[Items from a dataset]
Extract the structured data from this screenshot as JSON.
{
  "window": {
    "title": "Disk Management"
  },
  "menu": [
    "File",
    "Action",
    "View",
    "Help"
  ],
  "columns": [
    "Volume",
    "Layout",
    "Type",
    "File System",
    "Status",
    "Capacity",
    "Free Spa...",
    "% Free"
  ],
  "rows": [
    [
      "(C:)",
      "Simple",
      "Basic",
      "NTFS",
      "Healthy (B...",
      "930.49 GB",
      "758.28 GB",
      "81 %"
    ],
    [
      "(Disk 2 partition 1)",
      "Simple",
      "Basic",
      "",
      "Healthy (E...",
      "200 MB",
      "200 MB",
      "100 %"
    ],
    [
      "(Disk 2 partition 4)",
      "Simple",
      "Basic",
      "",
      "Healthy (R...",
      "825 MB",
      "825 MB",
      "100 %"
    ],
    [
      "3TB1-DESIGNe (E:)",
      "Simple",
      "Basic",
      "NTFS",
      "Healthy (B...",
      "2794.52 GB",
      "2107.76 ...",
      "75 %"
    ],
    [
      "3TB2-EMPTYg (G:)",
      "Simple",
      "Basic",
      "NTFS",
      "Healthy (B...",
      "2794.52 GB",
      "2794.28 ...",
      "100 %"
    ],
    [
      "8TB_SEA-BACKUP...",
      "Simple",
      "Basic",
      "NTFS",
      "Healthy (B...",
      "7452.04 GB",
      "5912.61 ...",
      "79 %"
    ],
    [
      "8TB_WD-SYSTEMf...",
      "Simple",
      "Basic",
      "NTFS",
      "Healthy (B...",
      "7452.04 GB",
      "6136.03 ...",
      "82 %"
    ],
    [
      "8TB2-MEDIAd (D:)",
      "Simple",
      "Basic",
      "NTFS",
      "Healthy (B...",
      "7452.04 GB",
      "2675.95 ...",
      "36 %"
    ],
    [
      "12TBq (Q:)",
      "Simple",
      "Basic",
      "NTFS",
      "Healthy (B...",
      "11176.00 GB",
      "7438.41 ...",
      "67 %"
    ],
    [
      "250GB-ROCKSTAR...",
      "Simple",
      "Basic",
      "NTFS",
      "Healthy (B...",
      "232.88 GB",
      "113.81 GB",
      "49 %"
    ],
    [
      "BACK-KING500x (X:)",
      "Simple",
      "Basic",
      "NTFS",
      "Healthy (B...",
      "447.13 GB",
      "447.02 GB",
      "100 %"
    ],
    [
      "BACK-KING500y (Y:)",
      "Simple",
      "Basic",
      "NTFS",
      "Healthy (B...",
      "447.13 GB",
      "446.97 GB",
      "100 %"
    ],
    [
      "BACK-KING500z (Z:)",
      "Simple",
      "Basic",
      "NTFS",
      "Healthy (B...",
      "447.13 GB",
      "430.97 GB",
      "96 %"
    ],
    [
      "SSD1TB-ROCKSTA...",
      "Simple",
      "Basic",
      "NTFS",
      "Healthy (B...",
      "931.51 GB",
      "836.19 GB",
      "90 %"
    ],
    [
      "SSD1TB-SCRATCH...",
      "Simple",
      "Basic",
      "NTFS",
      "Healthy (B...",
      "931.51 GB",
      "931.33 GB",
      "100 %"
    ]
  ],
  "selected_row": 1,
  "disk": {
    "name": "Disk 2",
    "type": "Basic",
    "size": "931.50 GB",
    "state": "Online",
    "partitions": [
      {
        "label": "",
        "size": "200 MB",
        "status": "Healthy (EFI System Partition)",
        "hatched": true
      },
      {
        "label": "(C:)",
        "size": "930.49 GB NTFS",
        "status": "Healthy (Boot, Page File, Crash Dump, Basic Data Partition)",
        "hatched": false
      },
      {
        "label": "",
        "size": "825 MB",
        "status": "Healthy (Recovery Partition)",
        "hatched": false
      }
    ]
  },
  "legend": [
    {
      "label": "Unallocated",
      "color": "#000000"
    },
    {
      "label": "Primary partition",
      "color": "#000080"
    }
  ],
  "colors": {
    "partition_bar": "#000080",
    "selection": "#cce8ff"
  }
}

### Required work
Send back all of the entries exactly, with nothing missing.

### Output below
Extract the structured data from this screenshot as JSON.
{
  "window": {
    "title": "Disk Management"
  },
  "menu": [
    "File",
    "Action",
    "View",
    "Help"
  ],
  "columns": [
    "Volume",
    "Layout",
    "Type",
    "File System",
    "Status",
    "Capacity",
    "Free Spa...",
    "% Free"
  ],
  "rows": [
    [
      "(C:)",
      "Simple",
      "Basic",
      "NTFS",
      "Healthy (B...",
      "930.49 GB",
      "758.28 GB",
      "81 %"
    ],
    [
      "(Disk 2 partition 1)",
      "Simple",
      "Basic",
      "",
      "Healthy (E...",
      "200 MB",
      "200 MB",
      "100 %"
    ],
    [
      "(Disk 2 partition 4)",
      "Simple",
      "Basic",
      "",
      "Healthy (R...",
      "825 MB",
      "825 MB",
      "100 %"
    ],
    [
      "3TB1-DESIGNe (E:)",
      "Simple",
      "Basic",
      "NTFS",
      "Healthy (B...",
      "2794.52 GB",
      "2107.76 ...",
      "75 %"
    ],
    [
      "3TB2-EMPTYg (G:)",
      "Simple",
      "Basic",
      "NTFS",
      "Healthy (B...",
      "2794.52 GB",
      "2794.28 ...",
      "100 %"
    ],
    [
      "8TB_SEA-BACKUP...",
      "Simple",
      "Basic",
      "NTFS",
      "Healthy (B...",
      "7452.04 GB",
      "5912.61 ...",
      "79 %"
    ],
    [
      "8TB_WD-SYSTEMf...",
      "Simple",
      "Basic",
      "NTFS",
      "Healthy (B...",
      "7452.04 GB",
      "6136.03 ...",
      "82 %"
    ],
    [
      "8TB2-MEDIAd (D:)",
      "Simple",
      "Basic",
      "NTFS",
      "Healthy (B...",
      "7452.04 GB",
      "2675.95 ...",
      "36 %"
    ],
    [
      "12TBq (Q:)",
      "Simple",
      "Basic",
      "NTFS",
      "Healthy (B...",
      "11176.00 GB",
      "7438.41 ...",
      "67 %"
    ],
    [
      "250GB-ROCKSTAR...",
      "Simple",
      "Basic",
      "NTFS",
      "Healthy (B...",
      "232.88 GB",
      "113.81 GB",
      "49 %"
    ],
    [
      "BACK-KING500x (X:)",
      "Simple",
      "Basic",
      "NTFS",
      "Healthy (B...",
      "447.13 GB",
      "447.02 GB",
      "100 %"
    ],
    [
      "BACK-KING500y (Y:)",
      "Simple",
      "Basic",
      "NTFS",
      "Healthy (B...",
      "447.13 GB",
      "446.97 GB",
      "100 %"
    ],
    [
      "BACK-KING500z (Z:)",
      "Simple",
      "Basic",
      "NTFS",
      "Healthy (B...",
      "447.13 GB",
      "430.97 GB",
      "96 %"
    ],
    [
      "SSD1TB-ROCKSTA...",
      "Simple",
      "Basic",
      "NTFS",
      "Healthy (B...",
      "931.51 GB",
      "836.19 GB",
      "90 %"
    ],
    [
      "SSD1TB-SCRATCH...",
      "Simple",
      "Basic",
      "NTFS",
      "Healthy (B...",
      "931.51 GB",
      "931.33 GB",
      "100 %"
    ]
  ],
  "selected_row": 1,
  "disk": {
    "name": "Disk 2",
    "type": "Basic",
    "size": "931.50 GB",
    "state": "Online",
    "partitions": [
      {
        "label": "",
        "size": "200 MB",
        "status": "Healthy (EFI System Partition)",
        "hatched": true
      },
      {
        "label": "(C:)",
        "size": "930.49 GB NTFS",
        "status": "Healthy (Boot, Page File, Crash Dump, Basic Data Partition)",
        "hatched": false
      },
      {
        "label": "",
        "size": "825 MB",
        "status": "Healthy (Recovery Partition)",
        "hatched": false
      }
    ]
  },
  "legend": [
    {
      "label": "Unallocated",
      "color": "#000000"
    },
    {
      "label": "Primary partition",
      "color": "#000080"
    }
  ],
  "colors": {
    "partition_bar": "#000080",
    "selection": "#cce8ff"
  }
}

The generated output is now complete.